EXERCISE DETAILS: Where a line contains the word "Update", copy that line.

## BEGIN DATA TO PROCESS

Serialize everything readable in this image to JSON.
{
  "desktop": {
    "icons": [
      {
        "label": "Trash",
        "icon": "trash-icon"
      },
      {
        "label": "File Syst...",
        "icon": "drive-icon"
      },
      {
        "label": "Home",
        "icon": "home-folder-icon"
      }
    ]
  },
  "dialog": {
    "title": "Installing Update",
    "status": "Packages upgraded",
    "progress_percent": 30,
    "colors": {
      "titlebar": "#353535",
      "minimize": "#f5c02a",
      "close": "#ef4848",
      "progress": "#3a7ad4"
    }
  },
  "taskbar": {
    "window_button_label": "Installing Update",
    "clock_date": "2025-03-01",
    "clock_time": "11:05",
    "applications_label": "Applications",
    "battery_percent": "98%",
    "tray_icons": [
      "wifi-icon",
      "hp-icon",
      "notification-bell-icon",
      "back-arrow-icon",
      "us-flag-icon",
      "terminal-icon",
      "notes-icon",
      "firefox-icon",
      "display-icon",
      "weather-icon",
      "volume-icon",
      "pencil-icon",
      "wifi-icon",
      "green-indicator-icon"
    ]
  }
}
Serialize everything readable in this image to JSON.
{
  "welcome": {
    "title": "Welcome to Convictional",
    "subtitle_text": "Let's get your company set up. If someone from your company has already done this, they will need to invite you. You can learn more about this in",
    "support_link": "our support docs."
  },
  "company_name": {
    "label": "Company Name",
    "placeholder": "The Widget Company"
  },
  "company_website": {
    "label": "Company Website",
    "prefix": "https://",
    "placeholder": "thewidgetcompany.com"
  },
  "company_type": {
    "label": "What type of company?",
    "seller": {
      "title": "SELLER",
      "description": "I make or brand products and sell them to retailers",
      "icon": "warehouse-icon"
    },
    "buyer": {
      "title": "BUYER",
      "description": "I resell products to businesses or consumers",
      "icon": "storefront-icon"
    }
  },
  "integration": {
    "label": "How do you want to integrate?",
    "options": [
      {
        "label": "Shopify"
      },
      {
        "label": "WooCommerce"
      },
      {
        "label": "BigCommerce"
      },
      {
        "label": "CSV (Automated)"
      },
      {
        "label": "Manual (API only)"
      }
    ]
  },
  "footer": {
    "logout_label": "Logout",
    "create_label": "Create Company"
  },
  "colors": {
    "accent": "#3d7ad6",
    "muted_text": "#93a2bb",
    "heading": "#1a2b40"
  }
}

## END DATA TO PROCESS
## BEGIN DATA TO PROCESS

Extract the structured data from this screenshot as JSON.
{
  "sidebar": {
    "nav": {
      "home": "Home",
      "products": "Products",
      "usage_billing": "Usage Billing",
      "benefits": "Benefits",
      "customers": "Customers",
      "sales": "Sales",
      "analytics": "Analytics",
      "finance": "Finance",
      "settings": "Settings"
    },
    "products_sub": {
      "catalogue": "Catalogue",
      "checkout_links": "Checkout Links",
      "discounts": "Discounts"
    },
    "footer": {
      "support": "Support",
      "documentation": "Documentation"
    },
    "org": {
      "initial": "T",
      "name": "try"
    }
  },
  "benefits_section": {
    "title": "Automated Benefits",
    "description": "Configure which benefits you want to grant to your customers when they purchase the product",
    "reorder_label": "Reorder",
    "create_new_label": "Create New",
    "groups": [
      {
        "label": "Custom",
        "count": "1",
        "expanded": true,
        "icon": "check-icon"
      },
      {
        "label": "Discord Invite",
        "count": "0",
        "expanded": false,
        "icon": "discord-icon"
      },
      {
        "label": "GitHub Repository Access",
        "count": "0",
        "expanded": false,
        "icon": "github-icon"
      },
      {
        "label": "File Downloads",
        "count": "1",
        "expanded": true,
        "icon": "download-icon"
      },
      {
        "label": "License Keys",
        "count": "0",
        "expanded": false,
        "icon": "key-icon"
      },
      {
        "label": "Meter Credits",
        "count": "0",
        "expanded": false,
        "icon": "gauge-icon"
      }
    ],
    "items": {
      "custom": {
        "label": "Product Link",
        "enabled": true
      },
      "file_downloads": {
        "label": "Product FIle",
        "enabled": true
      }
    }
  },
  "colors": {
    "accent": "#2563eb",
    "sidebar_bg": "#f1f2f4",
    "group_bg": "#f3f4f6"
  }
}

## END DATA TO PROCESS
## BEGIN DATA TO PROCESS

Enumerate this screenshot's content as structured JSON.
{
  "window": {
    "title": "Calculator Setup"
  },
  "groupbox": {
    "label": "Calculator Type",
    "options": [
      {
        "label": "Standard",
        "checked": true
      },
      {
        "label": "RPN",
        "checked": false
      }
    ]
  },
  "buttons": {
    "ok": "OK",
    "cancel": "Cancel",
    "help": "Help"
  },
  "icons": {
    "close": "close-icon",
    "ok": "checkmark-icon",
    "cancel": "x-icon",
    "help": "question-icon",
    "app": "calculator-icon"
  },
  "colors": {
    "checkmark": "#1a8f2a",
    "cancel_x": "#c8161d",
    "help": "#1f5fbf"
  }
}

## END DATA TO PROCESS

FINISHED EXERCISE:
    "title": "Installing Update",
    "window_button_label": "Installing Update",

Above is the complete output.